◆ **Dataset records**
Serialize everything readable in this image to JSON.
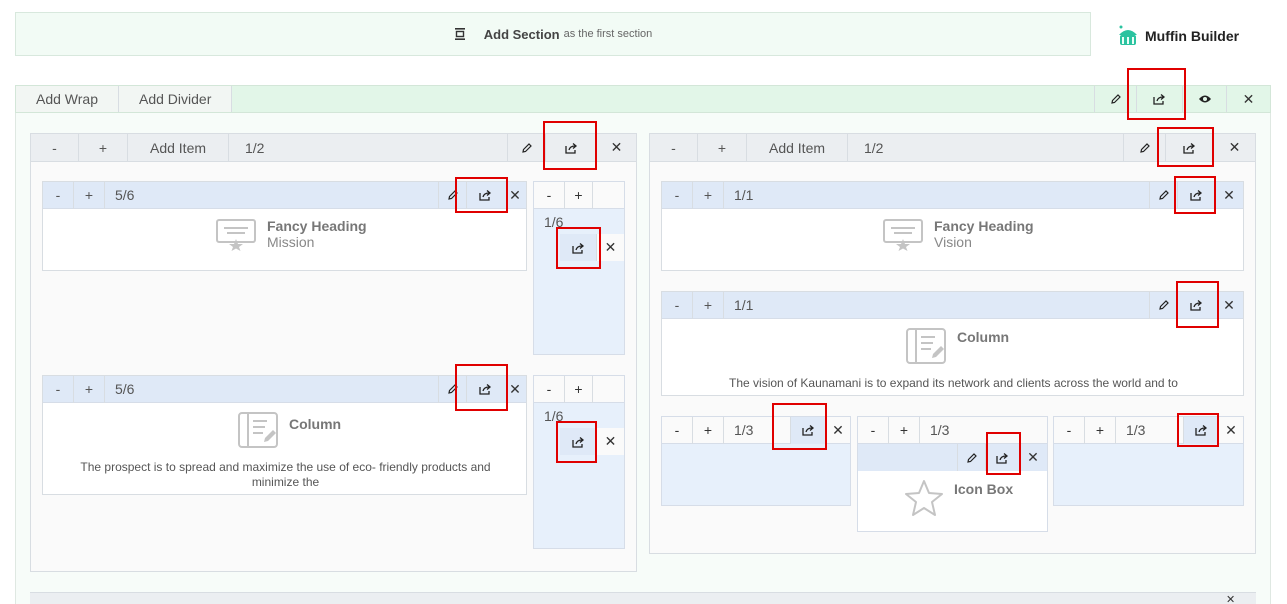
{
  "add_section": {
    "main": "Add Section",
    "suffix": "as the first section"
  },
  "logo": {
    "name": "Muffin Builder"
  },
  "section_bar": {
    "add_wrap": "Add Wrap",
    "add_divider": "Add Divider"
  },
  "left_wrap": {
    "minus": "-",
    "plus": "+",
    "add_item": "Add Item",
    "size": "1/2"
  },
  "right_wrap": {
    "minus": "-",
    "plus": "+",
    "add_item": "Add Item",
    "size": "1/2"
  },
  "items": {
    "lw_heading": {
      "minus": "-",
      "plus": "+",
      "size": "5/6",
      "title": "Fancy Heading",
      "subtitle": "Mission"
    },
    "lw_small1": {
      "minus": "-",
      "plus": "+",
      "size": "1/6"
    },
    "lw_column": {
      "minus": "-",
      "plus": "+",
      "size": "5/6",
      "title": "Column",
      "text": "The prospect is to spread and maximize the use of eco- friendly products and minimize the"
    },
    "lw_small2": {
      "minus": "-",
      "plus": "+",
      "size": "1/6"
    },
    "rw_heading": {
      "minus": "-",
      "plus": "+",
      "size": "1/1",
      "title": "Fancy Heading",
      "subtitle": "Vision"
    },
    "rw_column": {
      "minus": "-",
      "plus": "+",
      "size": "1/1",
      "title": "Column",
      "text": "The vision of Kaunamani is to expand its network and clients across the world and to"
    },
    "rw_third1": {
      "minus": "-",
      "plus": "+",
      "size": "1/3"
    },
    "rw_third2": {
      "minus": "-",
      "plus": "+",
      "size": "1/3",
      "title": "Icon Box"
    },
    "rw_third3": {
      "minus": "-",
      "plus": "+",
      "size": "1/3"
    }
  },
  "icons": {
    "edit": "pencil-icon",
    "export": "export-icon",
    "close": "close-icon",
    "preview": "eye-icon",
    "section": "section-icon"
  },
  "colors": {
    "highlight": "#e00000",
    "section_bg": "#e2f6e8",
    "item_bar": "#dfe9f7"
  }
}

◆ **Exercise description**
Retype every entry verbatim and exclude the pictures from the copy.

◆ **The response**
Serialize everything readable in this image to JSON.
{
  "add_section": {
    "main": "Add Section",
    "suffix": "as the first section"
  },
  "logo": {
    "name": "Muffin Builder"
  },
  "section_bar": {
    "add_wrap": "Add Wrap",
    "add_divider": "Add Divider"
  },
  "left_wrap": {
    "minus": "-",
    "plus": "+",
    "add_item": "Add Item",
    "size": "1/2"
  },
  "right_wrap": {
    "minus": "-",
    "plus": "+",
    "add_item": "Add Item",
    "size": "1/2"
  },
  "items": {
    "lw_heading": {
      "minus": "-",
      "plus": "+",
      "size": "5/6",
      "title": "Fancy Heading",
      "subtitle": "Mission"
    },
    "lw_small1": {
      "minus": "-",
      "plus": "+",
      "size": "1/6"
    },
    "lw_column": {
      "minus": "-",
      "plus": "+",
      "size": "5/6",
      "title": "Column",
      "text": "The prospect is to spread and maximize the use of eco- friendly products and minimize the"
    },
    "lw_small2": {
      "minus": "-",
      "plus": "+",
      "size": "1/6"
    },
    "rw_heading": {
      "minus": "-",
      "plus": "+",
      "size": "1/1",
      "title": "Fancy Heading",
      "subtitle": "Vision"
    },
    "rw_column": {
      "minus": "-",
      "plus": "+",
      "size": "1/1",
      "title": "Column",
      "text": "The vision of Kaunamani is to expand its network and clients across the world and to"
    },
    "rw_third1": {
      "minus": "-",
      "plus": "+",
      "size": "1/3"
    },
    "rw_third2": {
      "minus": "-",
      "plus": "+",
      "size": "1/3",
      "title": "Icon Box"
    },
    "rw_third3": {
      "minus": "-",
      "plus": "+",
      "size": "1/3"
    }
  },
  "icons": {
    "edit": "pencil-icon",
    "export": "export-icon",
    "close": "close-icon",
    "preview": "eye-icon",
    "section": "section-icon"
  },
  "colors": {
    "highlight": "#e00000",
    "section_bg": "#e2f6e8",
    "item_bar": "#dfe9f7"
  }
}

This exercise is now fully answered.